| LISTE DER AUFGABEN |
1. Nenne alle Stellen, an denen Dr. Monika Wulf-Mathies laut dem Text über die Berufsaussichten von Geisteswissenschaftlern Karriere machte.
2. Führe den Text über die Berufsaussichten von Geisteswissenschaftlern nach seinem letzten Satz weiter.

··· ZITIERTER TEXTAUSZUG ···

Doch auch wenn die Lage schwierig ist, aussichtslos ist sie auf keinen Fall: Schon 2004 plädierte die Hamburger Professorin Dr. Martha Meyer-Althoff in einem Interview auf Spiegel Online dafür, endlich mit dem kollektiven Jammern über die schlechten Jobaussichten aufzuhören und konstruktive Lösungsansätze aufzuzeigen.
Pessimismus der Professoren
Damit meinte sie übrigens explizit ihre Kollegen an den Hochschulen, die ihr Orchideenstudenten auch gerne mal mit den Worten begrüßen: “Was wollen Sie denn hier – Sie werden doch eh alle arbeitslos!” Doch solche Minderwertigkeitskomplexen bringen nicht weiter, im Gegenteil: Meyer-Althof Empfehlung an die Absolventen lautete auch, sich klar zu machen, welche berufsrelevanten Fähigkeiten man in seinem Studium erwirbt – diese dann bei der Jobsuche selbstbewusst zu verkaufen.
Dass das eine ganze Menge ist, weiß auch Dr. Monika Wulf-Mathies, die als Historikerin im Kanzleramt, bei der ÖTV und der DHL Karriere machte: “Grundsätzlich vermittelt jedes Studium Schlüssel- und Basiskompetenzen, die einem ermöglichen, Sachverhalte zu strukturieren, sich neue Themen systematisch zu erarbeiten und sein Wissen auf unterschiedlichen Gebieten anzuwenden. Geisteswissenschaftler entwickeln darüber hinaus wichtige Kompetenzen, von der Sprache über die Kultur, die Gesellschaft und das Leben im Allgemeinen bis hin zu einer guten Schreibe und einer Sensibilität für SoftSkills, die für viele Tätigkeiten nützlich sind.”

··· ROHDATEN ···

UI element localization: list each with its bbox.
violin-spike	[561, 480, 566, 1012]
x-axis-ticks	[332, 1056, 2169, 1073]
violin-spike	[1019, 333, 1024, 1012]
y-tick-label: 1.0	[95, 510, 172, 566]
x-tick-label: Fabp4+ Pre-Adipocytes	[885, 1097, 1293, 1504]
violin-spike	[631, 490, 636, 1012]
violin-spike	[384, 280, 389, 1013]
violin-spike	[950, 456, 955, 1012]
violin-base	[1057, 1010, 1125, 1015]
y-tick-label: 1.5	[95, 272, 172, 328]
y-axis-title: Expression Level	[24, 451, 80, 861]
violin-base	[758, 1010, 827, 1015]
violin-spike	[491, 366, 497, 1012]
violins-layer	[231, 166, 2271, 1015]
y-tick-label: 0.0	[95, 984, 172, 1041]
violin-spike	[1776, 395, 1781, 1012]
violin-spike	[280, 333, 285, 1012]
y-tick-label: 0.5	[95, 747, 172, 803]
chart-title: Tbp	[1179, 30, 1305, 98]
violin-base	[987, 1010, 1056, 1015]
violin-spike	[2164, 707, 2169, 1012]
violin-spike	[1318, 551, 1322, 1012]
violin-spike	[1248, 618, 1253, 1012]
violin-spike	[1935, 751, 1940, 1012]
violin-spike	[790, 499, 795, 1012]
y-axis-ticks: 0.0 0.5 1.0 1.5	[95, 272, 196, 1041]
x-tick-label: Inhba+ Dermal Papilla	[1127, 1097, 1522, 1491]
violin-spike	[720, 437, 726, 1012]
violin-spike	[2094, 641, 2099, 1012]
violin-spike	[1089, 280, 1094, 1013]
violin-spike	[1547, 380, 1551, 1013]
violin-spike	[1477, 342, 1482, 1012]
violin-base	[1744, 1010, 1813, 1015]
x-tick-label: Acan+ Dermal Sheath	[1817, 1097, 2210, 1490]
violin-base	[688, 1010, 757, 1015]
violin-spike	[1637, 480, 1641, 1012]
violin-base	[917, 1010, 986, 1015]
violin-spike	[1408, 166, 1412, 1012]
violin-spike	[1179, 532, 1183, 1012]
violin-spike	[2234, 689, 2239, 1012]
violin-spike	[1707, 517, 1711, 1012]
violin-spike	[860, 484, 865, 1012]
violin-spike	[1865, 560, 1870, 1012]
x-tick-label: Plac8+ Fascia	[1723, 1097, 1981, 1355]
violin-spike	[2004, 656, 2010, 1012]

···

| ANTWORTEN JE AUFGABE |
1.
- Kanzleramt
- ÖTV
- DHL

2.
Viele können mehr, als sie glauben
Tatsache ist: Viele Exoten können mehr, als sie glauben – das zeigen die vielen Beispiele von erfolgreichen Absolventen, die man in der Datenbank beruf-suchen.de nach Fächern sortiert findet: Etwa Juliane Meyer, die es mit dem Studium von Komparatistik und Buchwissenschaften in das Lektorat eines Wirtschaftsverlages geschafft hatte. Oder Stefan Zeilinger, der der als Technik- und Wissenschaftshistoriker nicht im technischen Museum, sondern als Patentreferent in einer Anwaltskanzlei landete.